*SUPPLIED ENTRIES*:

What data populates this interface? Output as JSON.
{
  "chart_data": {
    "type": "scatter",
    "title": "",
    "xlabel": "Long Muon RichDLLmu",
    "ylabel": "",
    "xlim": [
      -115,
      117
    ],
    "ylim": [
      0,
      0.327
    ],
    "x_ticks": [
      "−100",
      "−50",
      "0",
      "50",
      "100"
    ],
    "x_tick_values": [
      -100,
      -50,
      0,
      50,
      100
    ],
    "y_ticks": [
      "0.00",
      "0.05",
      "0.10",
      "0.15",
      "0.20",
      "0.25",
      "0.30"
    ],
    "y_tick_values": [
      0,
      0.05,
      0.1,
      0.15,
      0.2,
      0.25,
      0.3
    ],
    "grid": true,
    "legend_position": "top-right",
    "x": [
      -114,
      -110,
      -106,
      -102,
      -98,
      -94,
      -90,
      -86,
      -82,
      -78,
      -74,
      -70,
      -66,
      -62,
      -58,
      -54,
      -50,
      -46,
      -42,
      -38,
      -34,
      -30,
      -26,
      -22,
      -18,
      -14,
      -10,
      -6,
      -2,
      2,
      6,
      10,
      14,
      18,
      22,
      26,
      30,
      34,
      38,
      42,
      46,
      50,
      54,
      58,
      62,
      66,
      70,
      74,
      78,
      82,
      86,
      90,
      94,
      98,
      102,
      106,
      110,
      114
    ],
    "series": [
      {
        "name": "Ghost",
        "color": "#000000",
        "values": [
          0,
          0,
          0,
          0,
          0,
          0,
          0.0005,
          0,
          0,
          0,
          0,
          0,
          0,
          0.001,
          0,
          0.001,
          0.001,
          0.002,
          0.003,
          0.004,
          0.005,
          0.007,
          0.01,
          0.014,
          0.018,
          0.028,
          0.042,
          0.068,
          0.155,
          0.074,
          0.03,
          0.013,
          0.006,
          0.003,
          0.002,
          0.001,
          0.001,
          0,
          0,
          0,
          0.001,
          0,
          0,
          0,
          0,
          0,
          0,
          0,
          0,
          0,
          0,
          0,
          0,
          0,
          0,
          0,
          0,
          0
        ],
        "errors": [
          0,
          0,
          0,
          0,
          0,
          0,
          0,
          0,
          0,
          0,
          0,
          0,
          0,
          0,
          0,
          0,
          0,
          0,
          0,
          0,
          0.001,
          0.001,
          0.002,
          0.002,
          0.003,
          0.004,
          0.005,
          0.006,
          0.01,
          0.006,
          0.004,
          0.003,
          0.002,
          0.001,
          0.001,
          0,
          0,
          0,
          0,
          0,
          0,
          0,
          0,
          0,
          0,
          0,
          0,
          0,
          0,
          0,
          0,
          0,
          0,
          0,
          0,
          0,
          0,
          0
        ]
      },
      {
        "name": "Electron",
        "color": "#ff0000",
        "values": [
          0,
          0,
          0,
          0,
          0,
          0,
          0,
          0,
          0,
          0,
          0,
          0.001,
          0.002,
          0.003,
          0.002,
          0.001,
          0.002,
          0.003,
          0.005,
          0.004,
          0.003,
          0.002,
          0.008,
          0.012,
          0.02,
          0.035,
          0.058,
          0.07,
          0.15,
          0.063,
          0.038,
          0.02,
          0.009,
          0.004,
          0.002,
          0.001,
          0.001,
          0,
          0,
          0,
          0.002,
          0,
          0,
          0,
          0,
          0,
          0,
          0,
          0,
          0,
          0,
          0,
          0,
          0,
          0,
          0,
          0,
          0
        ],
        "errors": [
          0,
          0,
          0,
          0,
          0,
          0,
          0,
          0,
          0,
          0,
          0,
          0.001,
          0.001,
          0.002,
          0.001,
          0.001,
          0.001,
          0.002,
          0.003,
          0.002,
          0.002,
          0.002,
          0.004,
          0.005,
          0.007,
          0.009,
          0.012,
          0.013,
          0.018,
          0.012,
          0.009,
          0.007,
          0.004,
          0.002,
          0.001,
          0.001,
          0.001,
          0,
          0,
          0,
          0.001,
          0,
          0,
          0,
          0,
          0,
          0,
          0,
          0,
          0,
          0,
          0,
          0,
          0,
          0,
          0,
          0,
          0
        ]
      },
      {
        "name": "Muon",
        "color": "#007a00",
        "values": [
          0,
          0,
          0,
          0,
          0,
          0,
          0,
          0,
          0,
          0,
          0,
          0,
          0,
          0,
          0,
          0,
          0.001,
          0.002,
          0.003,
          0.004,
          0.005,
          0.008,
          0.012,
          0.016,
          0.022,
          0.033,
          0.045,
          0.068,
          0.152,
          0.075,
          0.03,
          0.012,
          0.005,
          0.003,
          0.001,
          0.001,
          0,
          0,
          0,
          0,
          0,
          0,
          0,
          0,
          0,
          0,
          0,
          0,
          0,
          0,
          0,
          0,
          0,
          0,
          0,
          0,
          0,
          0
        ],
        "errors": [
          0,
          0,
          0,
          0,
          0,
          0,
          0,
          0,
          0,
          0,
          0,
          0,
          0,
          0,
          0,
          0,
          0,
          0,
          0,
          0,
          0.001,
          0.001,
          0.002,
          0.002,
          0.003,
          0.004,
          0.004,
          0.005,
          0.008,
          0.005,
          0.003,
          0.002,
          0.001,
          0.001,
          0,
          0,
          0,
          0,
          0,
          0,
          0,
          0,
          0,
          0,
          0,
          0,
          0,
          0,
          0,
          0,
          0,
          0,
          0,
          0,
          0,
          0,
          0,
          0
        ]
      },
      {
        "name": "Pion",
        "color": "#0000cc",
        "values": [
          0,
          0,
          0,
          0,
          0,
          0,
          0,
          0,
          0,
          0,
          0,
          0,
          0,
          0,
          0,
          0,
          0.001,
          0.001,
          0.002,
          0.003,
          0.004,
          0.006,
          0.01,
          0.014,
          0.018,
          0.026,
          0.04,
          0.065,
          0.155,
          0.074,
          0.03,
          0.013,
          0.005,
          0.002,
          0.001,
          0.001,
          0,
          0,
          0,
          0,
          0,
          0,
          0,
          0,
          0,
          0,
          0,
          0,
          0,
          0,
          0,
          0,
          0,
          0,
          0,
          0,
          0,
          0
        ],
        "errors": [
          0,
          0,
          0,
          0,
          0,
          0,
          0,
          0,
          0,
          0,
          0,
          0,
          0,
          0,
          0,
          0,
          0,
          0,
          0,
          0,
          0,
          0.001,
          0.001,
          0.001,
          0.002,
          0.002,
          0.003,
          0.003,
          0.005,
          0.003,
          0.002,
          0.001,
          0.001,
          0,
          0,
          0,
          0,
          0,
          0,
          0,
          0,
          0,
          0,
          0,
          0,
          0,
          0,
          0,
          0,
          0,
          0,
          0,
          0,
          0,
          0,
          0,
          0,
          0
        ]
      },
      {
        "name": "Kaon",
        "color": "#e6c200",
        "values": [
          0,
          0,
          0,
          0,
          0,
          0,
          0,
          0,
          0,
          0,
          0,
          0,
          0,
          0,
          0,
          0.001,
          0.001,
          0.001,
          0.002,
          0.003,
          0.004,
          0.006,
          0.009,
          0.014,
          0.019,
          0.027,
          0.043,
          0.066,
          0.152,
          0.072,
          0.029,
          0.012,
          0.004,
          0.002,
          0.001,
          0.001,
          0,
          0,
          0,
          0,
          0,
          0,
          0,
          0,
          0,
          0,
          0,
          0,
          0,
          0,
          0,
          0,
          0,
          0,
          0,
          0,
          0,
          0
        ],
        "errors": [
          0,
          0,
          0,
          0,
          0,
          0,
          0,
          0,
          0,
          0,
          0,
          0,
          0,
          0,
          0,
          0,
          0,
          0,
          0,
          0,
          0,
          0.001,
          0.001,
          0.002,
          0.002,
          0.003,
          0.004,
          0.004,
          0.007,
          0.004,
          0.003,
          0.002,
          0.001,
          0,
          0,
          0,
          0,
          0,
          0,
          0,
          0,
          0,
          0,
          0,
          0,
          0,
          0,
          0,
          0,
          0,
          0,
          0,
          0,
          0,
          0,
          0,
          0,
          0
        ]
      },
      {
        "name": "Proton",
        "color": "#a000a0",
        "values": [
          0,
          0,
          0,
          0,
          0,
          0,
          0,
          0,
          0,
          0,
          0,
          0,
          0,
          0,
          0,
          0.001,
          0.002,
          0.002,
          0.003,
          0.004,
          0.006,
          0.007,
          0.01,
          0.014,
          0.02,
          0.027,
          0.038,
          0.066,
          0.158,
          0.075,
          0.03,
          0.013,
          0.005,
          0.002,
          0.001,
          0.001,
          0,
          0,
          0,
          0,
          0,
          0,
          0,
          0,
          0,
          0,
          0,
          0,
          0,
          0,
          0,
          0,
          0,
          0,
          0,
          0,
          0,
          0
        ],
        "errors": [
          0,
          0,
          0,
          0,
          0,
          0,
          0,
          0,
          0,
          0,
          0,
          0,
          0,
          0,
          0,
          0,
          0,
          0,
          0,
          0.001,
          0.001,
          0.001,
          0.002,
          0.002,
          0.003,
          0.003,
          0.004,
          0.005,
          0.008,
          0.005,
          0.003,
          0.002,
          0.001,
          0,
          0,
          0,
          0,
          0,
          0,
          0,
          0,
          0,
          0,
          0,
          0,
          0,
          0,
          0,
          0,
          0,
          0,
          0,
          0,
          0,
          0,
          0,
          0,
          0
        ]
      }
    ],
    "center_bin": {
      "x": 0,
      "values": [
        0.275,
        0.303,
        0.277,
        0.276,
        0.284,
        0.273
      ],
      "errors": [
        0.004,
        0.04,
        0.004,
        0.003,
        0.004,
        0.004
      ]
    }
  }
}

*TASK TO CARRY OUT*: Find every line in the records that contains the word "name"; copy those lines.

*TASK ANSWER*:
        "name": "Ghost",
        "name": "Electron",
        "name": "Muon",
        "name": "Pion",
        "name": "Kaon",
        "name": "Proton",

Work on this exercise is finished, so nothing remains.